• AIM OF THE EXERCISE: Copy out each line of the material in which the word "image" appears.

• PROVIDED ENTRIES:
<<<<

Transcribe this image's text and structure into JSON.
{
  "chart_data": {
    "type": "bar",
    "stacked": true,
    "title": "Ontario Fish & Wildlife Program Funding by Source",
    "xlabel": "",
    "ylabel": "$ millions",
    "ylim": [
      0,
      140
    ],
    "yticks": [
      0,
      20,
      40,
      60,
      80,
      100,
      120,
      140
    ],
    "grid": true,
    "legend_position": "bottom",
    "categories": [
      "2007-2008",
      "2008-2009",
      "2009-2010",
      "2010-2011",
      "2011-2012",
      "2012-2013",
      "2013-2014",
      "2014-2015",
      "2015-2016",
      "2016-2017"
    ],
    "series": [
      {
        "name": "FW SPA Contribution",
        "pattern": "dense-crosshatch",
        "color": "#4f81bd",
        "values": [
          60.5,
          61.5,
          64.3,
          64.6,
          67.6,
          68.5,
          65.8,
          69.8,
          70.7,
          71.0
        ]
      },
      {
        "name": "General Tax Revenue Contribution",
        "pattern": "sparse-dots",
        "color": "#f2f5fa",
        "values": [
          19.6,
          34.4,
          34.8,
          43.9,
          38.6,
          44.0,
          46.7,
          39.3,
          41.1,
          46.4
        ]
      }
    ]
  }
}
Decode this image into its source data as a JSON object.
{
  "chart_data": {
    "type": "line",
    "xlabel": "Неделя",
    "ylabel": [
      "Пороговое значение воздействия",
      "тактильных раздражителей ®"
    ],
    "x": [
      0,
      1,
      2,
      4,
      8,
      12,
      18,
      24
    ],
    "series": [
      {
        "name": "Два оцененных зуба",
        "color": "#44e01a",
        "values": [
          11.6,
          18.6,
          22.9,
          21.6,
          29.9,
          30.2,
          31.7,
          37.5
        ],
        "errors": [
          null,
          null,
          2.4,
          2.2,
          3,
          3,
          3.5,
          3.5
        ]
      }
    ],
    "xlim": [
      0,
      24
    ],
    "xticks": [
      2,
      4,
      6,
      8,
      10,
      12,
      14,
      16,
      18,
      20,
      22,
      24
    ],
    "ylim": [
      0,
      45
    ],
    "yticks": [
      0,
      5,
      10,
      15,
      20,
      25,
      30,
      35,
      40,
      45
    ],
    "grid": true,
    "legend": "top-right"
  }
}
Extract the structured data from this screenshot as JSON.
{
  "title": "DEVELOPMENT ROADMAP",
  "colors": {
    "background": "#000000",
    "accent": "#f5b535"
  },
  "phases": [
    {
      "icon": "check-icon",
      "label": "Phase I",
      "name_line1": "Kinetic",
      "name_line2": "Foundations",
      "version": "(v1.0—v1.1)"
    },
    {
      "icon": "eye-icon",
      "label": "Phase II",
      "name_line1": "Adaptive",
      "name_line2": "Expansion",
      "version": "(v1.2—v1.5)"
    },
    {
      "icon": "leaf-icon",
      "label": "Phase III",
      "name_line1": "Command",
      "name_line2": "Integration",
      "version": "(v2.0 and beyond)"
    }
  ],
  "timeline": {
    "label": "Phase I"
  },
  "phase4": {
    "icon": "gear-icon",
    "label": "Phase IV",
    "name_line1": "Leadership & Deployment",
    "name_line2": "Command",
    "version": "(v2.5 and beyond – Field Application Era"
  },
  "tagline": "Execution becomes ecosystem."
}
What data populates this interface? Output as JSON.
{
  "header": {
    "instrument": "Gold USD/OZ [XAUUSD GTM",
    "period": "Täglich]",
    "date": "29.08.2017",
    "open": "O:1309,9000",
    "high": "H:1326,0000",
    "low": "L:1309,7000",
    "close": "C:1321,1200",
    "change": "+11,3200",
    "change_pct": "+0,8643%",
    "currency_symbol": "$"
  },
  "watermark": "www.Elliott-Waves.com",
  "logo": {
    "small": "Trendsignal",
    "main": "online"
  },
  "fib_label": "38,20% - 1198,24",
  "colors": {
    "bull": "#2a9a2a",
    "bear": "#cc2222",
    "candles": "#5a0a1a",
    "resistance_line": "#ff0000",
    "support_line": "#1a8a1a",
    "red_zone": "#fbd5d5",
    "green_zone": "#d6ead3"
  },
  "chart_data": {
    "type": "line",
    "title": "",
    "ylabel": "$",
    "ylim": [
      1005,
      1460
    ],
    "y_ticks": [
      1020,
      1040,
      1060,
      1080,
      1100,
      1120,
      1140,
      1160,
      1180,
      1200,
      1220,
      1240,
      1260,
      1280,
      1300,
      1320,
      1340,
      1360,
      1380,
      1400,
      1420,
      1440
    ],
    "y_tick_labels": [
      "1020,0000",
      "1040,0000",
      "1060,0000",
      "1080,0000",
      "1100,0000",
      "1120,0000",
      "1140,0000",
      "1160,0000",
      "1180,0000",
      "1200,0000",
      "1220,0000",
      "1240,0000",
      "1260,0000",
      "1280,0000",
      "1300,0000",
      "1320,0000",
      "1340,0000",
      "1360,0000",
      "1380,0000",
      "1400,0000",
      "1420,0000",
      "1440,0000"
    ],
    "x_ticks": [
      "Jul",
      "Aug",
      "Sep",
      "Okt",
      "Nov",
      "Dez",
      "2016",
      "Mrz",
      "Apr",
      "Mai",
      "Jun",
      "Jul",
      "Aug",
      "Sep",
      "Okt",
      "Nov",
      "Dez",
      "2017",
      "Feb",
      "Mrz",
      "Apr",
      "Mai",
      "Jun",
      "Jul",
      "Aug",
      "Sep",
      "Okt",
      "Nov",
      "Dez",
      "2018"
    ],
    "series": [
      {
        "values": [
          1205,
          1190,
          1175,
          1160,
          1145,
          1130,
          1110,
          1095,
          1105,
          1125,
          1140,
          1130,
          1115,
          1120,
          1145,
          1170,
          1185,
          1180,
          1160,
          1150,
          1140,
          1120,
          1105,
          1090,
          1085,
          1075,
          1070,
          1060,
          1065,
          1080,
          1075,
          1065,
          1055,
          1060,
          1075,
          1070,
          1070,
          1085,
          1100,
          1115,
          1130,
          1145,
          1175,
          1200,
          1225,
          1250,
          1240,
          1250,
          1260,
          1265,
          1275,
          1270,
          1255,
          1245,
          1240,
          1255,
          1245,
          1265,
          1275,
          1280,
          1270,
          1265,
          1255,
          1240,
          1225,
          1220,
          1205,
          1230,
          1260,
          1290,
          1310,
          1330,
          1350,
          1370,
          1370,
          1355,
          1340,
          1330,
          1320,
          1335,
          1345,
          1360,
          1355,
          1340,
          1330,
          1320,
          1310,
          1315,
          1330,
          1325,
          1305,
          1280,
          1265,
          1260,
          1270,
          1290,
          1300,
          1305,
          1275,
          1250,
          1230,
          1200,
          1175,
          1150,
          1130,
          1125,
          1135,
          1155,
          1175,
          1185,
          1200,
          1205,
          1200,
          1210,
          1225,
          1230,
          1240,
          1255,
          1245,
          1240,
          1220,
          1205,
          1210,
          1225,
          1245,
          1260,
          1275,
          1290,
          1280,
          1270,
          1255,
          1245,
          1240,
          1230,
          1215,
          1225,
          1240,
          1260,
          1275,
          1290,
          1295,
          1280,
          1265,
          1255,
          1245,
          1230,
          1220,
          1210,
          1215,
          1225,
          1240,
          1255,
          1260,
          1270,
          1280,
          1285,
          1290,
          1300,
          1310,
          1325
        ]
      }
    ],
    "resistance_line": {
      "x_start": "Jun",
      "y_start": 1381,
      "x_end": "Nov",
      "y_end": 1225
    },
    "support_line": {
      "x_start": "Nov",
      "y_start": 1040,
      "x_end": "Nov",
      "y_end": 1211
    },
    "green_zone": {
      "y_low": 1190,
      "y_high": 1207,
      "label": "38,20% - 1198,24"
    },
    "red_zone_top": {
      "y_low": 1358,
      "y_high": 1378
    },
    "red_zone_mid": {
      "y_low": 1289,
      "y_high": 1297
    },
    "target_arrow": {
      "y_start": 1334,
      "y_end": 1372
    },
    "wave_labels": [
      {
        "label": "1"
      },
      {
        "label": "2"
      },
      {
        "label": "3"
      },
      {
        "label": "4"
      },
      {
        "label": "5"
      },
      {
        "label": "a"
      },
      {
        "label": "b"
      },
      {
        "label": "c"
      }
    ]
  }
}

>>>>

• FULL SOLUTION:
Transcribe this image's text and structure into JSON.
Decode this image into its source data as a JSON object.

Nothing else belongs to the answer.